* _Written problem_
Output the records. Match them exactly.

───── Data to use ─────

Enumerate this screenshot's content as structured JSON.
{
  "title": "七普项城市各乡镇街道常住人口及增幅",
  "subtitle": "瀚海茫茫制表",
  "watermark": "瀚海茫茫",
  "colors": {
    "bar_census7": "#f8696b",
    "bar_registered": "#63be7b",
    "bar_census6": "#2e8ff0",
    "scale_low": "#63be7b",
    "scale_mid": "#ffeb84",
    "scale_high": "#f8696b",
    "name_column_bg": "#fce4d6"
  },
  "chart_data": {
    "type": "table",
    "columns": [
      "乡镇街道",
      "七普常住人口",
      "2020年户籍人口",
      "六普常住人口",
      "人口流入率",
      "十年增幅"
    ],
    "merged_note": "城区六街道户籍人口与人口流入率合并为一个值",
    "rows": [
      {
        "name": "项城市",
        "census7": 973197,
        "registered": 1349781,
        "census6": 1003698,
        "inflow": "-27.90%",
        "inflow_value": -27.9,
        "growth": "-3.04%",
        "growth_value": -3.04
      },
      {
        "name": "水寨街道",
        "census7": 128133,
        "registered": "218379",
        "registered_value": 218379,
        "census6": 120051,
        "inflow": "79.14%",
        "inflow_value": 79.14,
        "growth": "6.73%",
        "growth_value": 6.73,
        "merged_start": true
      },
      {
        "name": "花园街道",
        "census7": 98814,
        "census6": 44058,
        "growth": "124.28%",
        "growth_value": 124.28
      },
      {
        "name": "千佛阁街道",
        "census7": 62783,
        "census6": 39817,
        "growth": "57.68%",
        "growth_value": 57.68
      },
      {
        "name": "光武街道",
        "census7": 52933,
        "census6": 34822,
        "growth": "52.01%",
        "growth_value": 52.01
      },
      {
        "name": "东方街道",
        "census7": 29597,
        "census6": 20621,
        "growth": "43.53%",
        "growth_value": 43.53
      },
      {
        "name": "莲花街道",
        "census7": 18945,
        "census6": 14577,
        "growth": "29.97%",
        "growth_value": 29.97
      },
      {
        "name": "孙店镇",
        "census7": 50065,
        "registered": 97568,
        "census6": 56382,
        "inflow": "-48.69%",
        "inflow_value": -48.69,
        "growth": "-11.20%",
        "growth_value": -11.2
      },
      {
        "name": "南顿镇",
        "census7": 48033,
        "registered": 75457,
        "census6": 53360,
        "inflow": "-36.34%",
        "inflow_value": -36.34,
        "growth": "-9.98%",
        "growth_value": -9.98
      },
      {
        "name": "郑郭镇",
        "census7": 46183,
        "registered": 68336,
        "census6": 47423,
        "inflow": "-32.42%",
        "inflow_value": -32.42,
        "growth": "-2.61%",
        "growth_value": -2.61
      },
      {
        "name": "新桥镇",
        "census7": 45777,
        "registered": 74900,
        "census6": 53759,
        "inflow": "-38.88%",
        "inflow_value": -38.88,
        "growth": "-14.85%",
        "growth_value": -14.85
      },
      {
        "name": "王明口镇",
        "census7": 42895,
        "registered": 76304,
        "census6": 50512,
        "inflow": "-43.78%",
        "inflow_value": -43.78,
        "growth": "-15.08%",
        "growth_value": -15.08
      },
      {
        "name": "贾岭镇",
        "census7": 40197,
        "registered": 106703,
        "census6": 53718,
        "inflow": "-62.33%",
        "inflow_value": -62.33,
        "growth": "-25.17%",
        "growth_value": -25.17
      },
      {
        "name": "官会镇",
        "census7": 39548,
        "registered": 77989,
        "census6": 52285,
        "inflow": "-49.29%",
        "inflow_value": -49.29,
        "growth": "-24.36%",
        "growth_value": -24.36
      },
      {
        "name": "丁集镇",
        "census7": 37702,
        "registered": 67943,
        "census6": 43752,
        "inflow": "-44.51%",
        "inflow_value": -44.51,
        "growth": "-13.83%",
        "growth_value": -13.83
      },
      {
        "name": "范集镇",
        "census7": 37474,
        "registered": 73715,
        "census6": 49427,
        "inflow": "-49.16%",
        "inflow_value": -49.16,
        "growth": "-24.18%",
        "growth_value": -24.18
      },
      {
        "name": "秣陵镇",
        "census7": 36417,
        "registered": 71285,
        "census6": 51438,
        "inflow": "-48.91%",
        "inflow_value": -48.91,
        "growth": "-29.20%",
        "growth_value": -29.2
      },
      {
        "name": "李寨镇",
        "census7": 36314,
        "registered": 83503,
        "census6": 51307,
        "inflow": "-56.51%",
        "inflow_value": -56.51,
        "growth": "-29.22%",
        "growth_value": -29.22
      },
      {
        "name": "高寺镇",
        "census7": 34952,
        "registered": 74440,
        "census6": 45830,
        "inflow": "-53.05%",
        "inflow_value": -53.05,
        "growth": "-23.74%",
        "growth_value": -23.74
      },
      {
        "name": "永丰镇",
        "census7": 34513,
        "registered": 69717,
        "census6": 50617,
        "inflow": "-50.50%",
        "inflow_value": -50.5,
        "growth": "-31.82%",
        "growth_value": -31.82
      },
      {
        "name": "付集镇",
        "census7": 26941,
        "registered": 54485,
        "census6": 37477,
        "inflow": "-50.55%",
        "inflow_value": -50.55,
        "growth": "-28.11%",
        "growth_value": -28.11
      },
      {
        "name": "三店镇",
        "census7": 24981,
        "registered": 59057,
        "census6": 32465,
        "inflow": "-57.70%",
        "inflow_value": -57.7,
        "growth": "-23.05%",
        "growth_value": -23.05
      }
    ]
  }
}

─────

* _Result of the task_
Enumerate this screenshot's content as structured JSON.
{
  "title": "七普项城市各乡镇街道常住人口及增幅",
  "subtitle": "瀚海茫茫制表",
  "watermark": "瀚海茫茫",
  "colors": {
    "bar_census7": "#f8696b",
    "bar_registered": "#63be7b",
    "bar_census6": "#2e8ff0",
    "scale_low": "#63be7b",
    "scale_mid": "#ffeb84",
    "scale_high": "#f8696b",
    "name_column_bg": "#fce4d6"
  },
  "chart_data": {
    "type": "table",
    "columns": [
      "乡镇街道",
      "七普常住人口",
      "2020年户籍人口",
      "六普常住人口",
      "人口流入率",
      "十年增幅"
    ],
    "merged_note": "城区六街道户籍人口与人口流入率合并为一个值",
    "rows": [
      {
        "name": "项城市",
        "census7": 973197,
        "registered": 1349781,
        "census6": 1003698,
        "inflow": "-27.90%",
        "inflow_value": -27.9,
        "growth": "-3.04%",
        "growth_value": -3.04
      },
      {
        "name": "水寨街道",
        "census7": 128133,
        "registered": "218379",
        "registered_value": 218379,
        "census6": 120051,
        "inflow": "79.14%",
        "inflow_value": 79.14,
        "growth": "6.73%",
        "growth_value": 6.73,
        "merged_start": true
      },
      {
        "name": "花园街道",
        "census7": 98814,
        "census6": 44058,
        "growth": "124.28%",
        "growth_value": 124.28
      },
      {
        "name": "千佛阁街道",
        "census7": 62783,
        "census6": 39817,
        "growth": "57.68%",
        "growth_value": 57.68
      },
      {
        "name": "光武街道",
        "census7": 52933,
        "census6": 34822,
        "growth": "52.01%",
        "growth_value": 52.01
      },
      {
        "name": "东方街道",
        "census7": 29597,
        "census6": 20621,
        "growth": "43.53%",
        "growth_value": 43.53
      },
      {
        "name": "莲花街道",
        "census7": 18945,
        "census6": 14577,
        "growth": "29.97%",
        "growth_value": 29.97
      },
      {
        "name": "孙店镇",
        "census7": 50065,
        "registered": 97568,
        "census6": 56382,
        "inflow": "-48.69%",
        "inflow_value": -48.69,
        "growth": "-11.20%",
        "growth_value": -11.2
      },
      {
        "name": "南顿镇",
        "census7": 48033,
        "registered": 75457,
        "census6": 53360,
        "inflow": "-36.34%",
        "inflow_value": -36.34,
        "growth": "-9.98%",
        "growth_value": -9.98
      },
      {
        "name": "郑郭镇",
        "census7": 46183,
        "registered": 68336,
        "census6": 47423,
        "inflow": "-32.42%",
        "inflow_value": -32.42,
        "growth": "-2.61%",
        "growth_value": -2.61
      },
      {
        "name": "新桥镇",
        "census7": 45777,
        "registered": 74900,
        "census6": 53759,
        "inflow": "-38.88%",
        "inflow_value": -38.88,
        "growth": "-14.85%",
        "growth_value": -14.85
      },
      {
        "name": "王明口镇",
        "census7": 42895,
        "registered": 76304,
        "census6": 50512,
        "inflow": "-43.78%",
        "inflow_value": -43.78,
        "growth": "-15.08%",
        "growth_value": -15.08
      },
      {
        "name": "贾岭镇",
        "census7": 40197,
        "registered": 106703,
        "census6": 53718,
        "inflow": "-62.33%",
        "inflow_value": -62.33,
        "growth": "-25.17%",
        "growth_value": -25.17
      },
      {
        "name": "官会镇",
        "census7": 39548,
        "registered": 77989,
        "census6": 52285,
        "inflow": "-49.29%",
        "inflow_value": -49.29,
        "growth": "-24.36%",
        "growth_value": -24.36
      },
      {
        "name": "丁集镇",
        "census7": 37702,
        "registered": 67943,
        "census6": 43752,
        "inflow": "-44.51%",
        "inflow_value": -44.51,
        "growth": "-13.83%",
        "growth_value": -13.83
      },
      {
        "name": "范集镇",
        "census7": 37474,
        "registered": 73715,
        "census6": 49427,
        "inflow": "-49.16%",
        "inflow_value": -49.16,
        "growth": "-24.18%",
        "growth_value": -24.18
      },
      {
        "name": "秣陵镇",
        "census7": 36417,
        "registered": 71285,
        "census6": 51438,
        "inflow": "-48.91%",
        "inflow_value": -48.91,
        "growth": "-29.20%",
        "growth_value": -29.2
      },
      {
        "name": "李寨镇",
        "census7": 36314,
        "registered": 83503,
        "census6": 51307,
        "inflow": "-56.51%",
        "inflow_value": -56.51,
        "growth": "-29.22%",
        "growth_value": -29.22
      },
      {
        "name": "高寺镇",
        "census7": 34952,
        "registered": 74440,
        "census6": 45830,
        "inflow": "-53.05%",
        "inflow_value": -53.05,
        "growth": "-23.74%",
        "growth_value": -23.74
      },
      {
        "name": "永丰镇",
        "census7": 34513,
        "registered": 69717,
        "census6": 50617,
        "inflow": "-50.50%",
        "inflow_value": -50.5,
        "growth": "-31.82%",
        "growth_value": -31.82
      },
      {
        "name": "付集镇",
        "census7": 26941,
        "registered": 54485,
        "census6": 37477,
        "inflow": "-50.55%",
        "inflow_value": -50.55,
        "growth": "-28.11%",
        "growth_value": -28.11
      },
      {
        "name": "三店镇",
        "census7": 24981,
        "registered": 59057,
        "census6": 32465,
        "inflow": "-57.70%",
        "inflow_value": -57.7,
        "growth": "-23.05%",
        "growth_value": -23.05
      }
    ]
  }
}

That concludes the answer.